Which lines of the records contain "这不是我惟一的追求"? Collect every one of them.
::: Data for processing
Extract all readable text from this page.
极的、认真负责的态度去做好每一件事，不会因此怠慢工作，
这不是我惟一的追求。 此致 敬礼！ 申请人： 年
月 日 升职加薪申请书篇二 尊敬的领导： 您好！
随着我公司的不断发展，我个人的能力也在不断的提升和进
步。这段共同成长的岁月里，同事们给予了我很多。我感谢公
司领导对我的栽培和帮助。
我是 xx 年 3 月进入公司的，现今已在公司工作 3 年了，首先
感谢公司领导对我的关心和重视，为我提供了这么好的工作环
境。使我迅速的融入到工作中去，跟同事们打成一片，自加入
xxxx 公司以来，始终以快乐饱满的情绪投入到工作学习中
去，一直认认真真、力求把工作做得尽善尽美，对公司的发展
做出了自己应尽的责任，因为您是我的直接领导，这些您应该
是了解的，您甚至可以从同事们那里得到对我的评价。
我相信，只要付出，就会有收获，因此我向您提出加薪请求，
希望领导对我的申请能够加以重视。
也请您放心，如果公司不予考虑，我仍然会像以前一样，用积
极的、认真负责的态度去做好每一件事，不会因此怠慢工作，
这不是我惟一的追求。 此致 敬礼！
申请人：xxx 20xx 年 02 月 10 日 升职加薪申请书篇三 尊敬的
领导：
::::::
* _Answer to this task_:
这不是我惟一的追求。 此致 敬礼！ 申请人： 年
这不是我惟一的追求。 此致 敬礼！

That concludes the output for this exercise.